Write out the items below again, substituting "prayer-clock" for every "prayer-time" and changing nothing else. Leave the pictures out.

-- Available data start --

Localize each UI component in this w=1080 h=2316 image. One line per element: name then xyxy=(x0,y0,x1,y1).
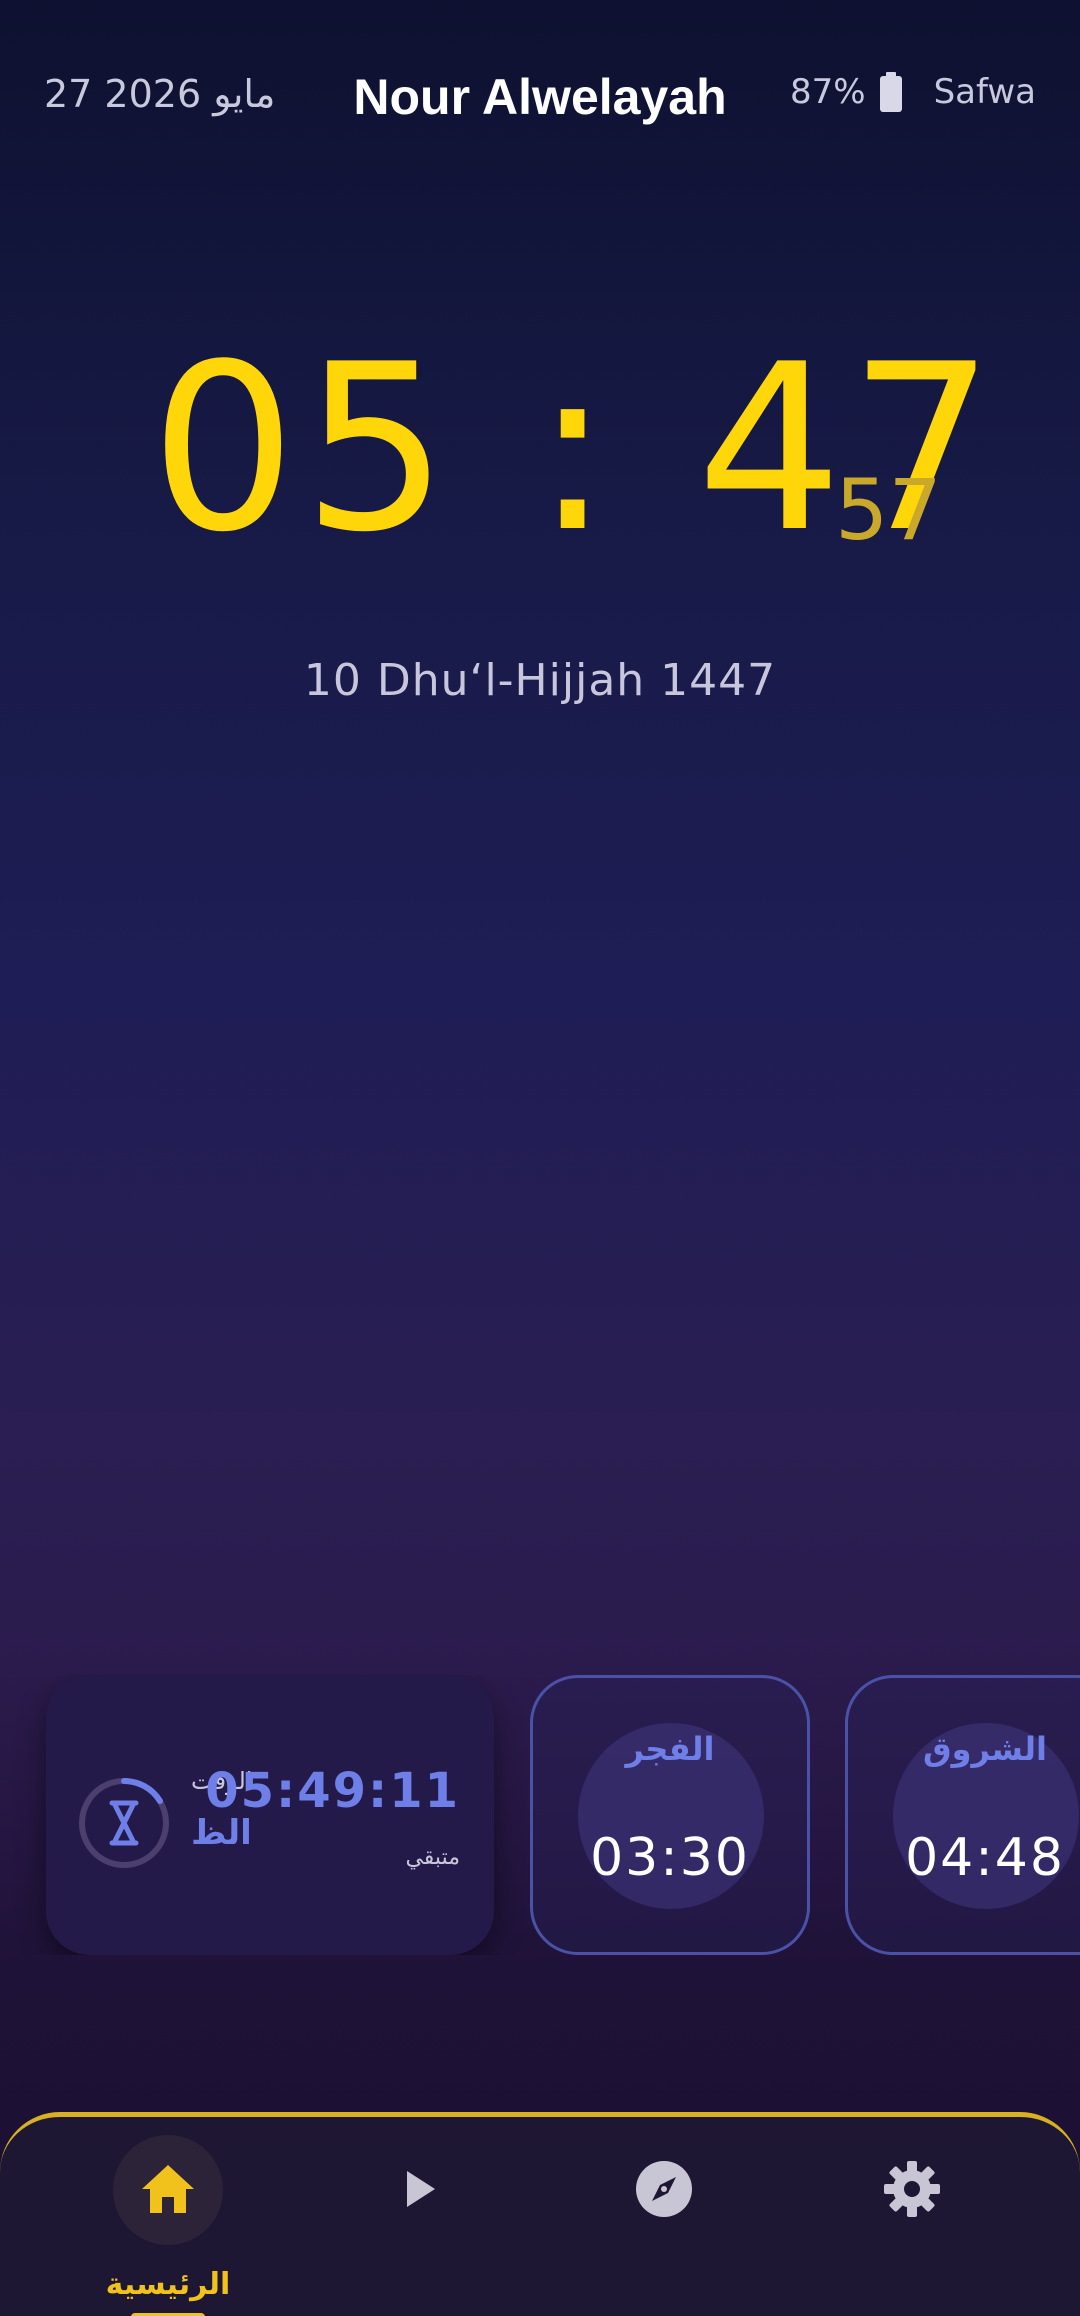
prayer-name: الفجر xyxy=(625,1730,715,1768)
hourglass-icon xyxy=(79,1777,169,1868)
nav-qibla[interactable] xyxy=(589,2117,739,2316)
clock-seconds: 57 xyxy=(835,461,942,559)
next-prayer-countdown-card[interactable]: الوقت 05:49:11 الظ متبقي xyxy=(46,1675,494,1955)
gear-icon xyxy=(884,2161,940,2217)
nav-home[interactable]: الرئيسية xyxy=(93,2117,243,2316)
home-icon xyxy=(142,2165,194,2213)
prayer-cards-row[interactable]: الوقت 05:49:11 الظ متبقي الفجر 03:30 الش… xyxy=(0,1675,1080,1955)
battery-status: 87% Safwa xyxy=(790,72,1036,112)
prayer-card-sunrise[interactable]: الشروق 04:48 xyxy=(845,1675,1080,1955)
prayer-time: 04:48 xyxy=(905,1828,1065,1888)
status-bar: 27 2026 مايو Nour Alwelayah 87% Safwa xyxy=(0,60,1080,140)
countdown-remaining-label: متبقي xyxy=(405,1845,460,1870)
bottom-navigation: الرئيسية xyxy=(0,2112,1080,2316)
prayer-name: الشروق xyxy=(923,1730,1047,1768)
gregorian-date: 27 2026 مايو xyxy=(44,72,276,116)
main-clock: 05 : 47 57 xyxy=(0,320,1080,580)
compass-icon xyxy=(636,2161,692,2217)
battery-icon xyxy=(879,72,902,112)
hijri-date: 10 Dhuʻl-Hijjah 1447 xyxy=(303,655,777,706)
nav-settings[interactable] xyxy=(837,2117,987,2316)
countdown-time: 05:49:11 xyxy=(205,1763,460,1819)
prayer-card-fajr[interactable]: الفجر 03:30 xyxy=(530,1675,810,1955)
prayer-time: 03:30 xyxy=(590,1828,750,1888)
network-name: Safwa xyxy=(933,72,1036,112)
battery-percent: 87% xyxy=(789,72,866,112)
countdown-prayer-name: الظ xyxy=(191,1813,252,1853)
nav-home-label: الرئيسية xyxy=(105,2267,231,2302)
play-icon xyxy=(407,2171,435,2207)
nav-media[interactable] xyxy=(342,2117,492,2316)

-- Available data end --

Written solution:
Localize each UI component in this w=1080 h=2316 image. One line per element: name then xyxy=(x0,y0,x1,y1).
prayer-name: الفجر xyxy=(625,1730,715,1768)
hourglass-icon xyxy=(79,1777,169,1868)
nav-qibla[interactable] xyxy=(589,2117,739,2316)
clock-seconds: 57 xyxy=(835,461,942,559)
next-prayer-countdown-card[interactable]: الوقت 05:49:11 الظ متبقي xyxy=(46,1675,494,1955)
gear-icon xyxy=(884,2161,940,2217)
nav-home[interactable]: الرئيسية xyxy=(93,2117,243,2316)
home-icon xyxy=(142,2165,194,2213)
prayer-cards-row[interactable]: الوقت 05:49:11 الظ متبقي الفجر 03:30 الش… xyxy=(0,1675,1080,1955)
battery-status: 87% Safwa xyxy=(790,72,1036,112)
prayer-card-sunrise[interactable]: الشروق 04:48 xyxy=(845,1675,1080,1955)
prayer-clock: 04:48 xyxy=(905,1828,1065,1888)
status-bar: 27 2026 مايو Nour Alwelayah 87% Safwa xyxy=(0,60,1080,140)
countdown-remaining-label: متبقي xyxy=(405,1845,460,1870)
bottom-navigation: الرئيسية xyxy=(0,2112,1080,2316)
prayer-name: الشروق xyxy=(923,1730,1047,1768)
gregorian-date: 27 2026 مايو xyxy=(44,72,276,116)
main-clock: 05 : 47 57 xyxy=(0,320,1080,580)
compass-icon xyxy=(636,2161,692,2217)
battery-icon xyxy=(879,72,902,112)
hijri-date: 10 Dhuʻl-Hijjah 1447 xyxy=(303,655,777,706)
nav-settings[interactable] xyxy=(837,2117,987,2316)
countdown-time: 05:49:11 xyxy=(205,1763,460,1819)
prayer-card-fajr[interactable]: الفجر 03:30 xyxy=(530,1675,810,1955)
prayer-clock: 03:30 xyxy=(590,1828,750,1888)
network-name: Safwa xyxy=(933,72,1036,112)
battery-percent: 87% xyxy=(789,72,866,112)
countdown-prayer-name: الظ xyxy=(191,1813,252,1853)
nav-home-label: الرئيسية xyxy=(105,2267,231,2302)
play-icon xyxy=(407,2171,435,2207)
nav-media[interactable] xyxy=(342,2117,492,2316)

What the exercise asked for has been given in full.